> Prompt: Gather every line from the entries below that includes "Chicken".

Part of a data file:
::::::::
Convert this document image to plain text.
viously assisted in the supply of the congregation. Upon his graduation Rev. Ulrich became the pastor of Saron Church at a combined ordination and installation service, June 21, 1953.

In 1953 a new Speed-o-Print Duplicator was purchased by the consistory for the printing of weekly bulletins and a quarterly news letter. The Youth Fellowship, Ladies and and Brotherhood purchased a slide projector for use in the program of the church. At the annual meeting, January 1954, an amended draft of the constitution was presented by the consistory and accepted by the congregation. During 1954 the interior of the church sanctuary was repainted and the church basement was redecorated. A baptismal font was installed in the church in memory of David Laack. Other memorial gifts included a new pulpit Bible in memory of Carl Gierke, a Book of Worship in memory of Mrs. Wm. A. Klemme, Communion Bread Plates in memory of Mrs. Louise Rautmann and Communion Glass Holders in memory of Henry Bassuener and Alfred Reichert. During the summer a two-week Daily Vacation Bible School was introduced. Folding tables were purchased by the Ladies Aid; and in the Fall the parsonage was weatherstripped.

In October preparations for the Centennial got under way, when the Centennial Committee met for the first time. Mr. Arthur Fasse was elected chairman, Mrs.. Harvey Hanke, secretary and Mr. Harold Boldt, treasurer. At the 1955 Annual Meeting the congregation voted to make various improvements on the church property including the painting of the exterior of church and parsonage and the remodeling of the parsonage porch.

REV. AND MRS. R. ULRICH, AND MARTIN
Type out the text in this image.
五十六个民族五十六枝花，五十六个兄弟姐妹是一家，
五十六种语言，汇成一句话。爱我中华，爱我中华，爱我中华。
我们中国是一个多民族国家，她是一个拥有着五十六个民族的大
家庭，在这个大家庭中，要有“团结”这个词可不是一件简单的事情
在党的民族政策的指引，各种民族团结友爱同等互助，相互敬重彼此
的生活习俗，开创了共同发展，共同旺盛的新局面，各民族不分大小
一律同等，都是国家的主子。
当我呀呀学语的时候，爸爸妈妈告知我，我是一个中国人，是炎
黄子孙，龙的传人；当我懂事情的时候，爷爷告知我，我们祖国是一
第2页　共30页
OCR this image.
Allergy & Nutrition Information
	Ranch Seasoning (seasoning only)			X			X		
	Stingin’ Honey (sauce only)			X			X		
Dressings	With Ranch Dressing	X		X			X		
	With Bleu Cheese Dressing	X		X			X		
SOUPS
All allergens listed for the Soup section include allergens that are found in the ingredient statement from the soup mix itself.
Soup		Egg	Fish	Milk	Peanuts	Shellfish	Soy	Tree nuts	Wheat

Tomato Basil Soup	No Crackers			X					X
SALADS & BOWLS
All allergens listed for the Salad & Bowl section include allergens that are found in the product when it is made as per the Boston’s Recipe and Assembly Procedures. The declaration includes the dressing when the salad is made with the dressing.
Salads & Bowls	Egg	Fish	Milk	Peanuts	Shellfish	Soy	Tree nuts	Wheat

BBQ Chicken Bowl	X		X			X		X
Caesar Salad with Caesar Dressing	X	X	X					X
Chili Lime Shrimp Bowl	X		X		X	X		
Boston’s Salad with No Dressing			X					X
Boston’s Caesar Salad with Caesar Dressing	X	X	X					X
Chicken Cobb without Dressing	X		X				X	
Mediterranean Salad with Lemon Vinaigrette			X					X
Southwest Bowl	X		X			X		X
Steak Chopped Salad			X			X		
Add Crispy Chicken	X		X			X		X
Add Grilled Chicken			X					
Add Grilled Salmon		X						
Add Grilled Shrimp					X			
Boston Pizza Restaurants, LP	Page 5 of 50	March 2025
::::::::
> Solution for this task:
BBQ Chicken Bowl	X		X			X		X
Chicken Cobb without Dressing	X		X				X	
Add Crispy Chicken	X		X			X		X
Add Grilled Chicken			X					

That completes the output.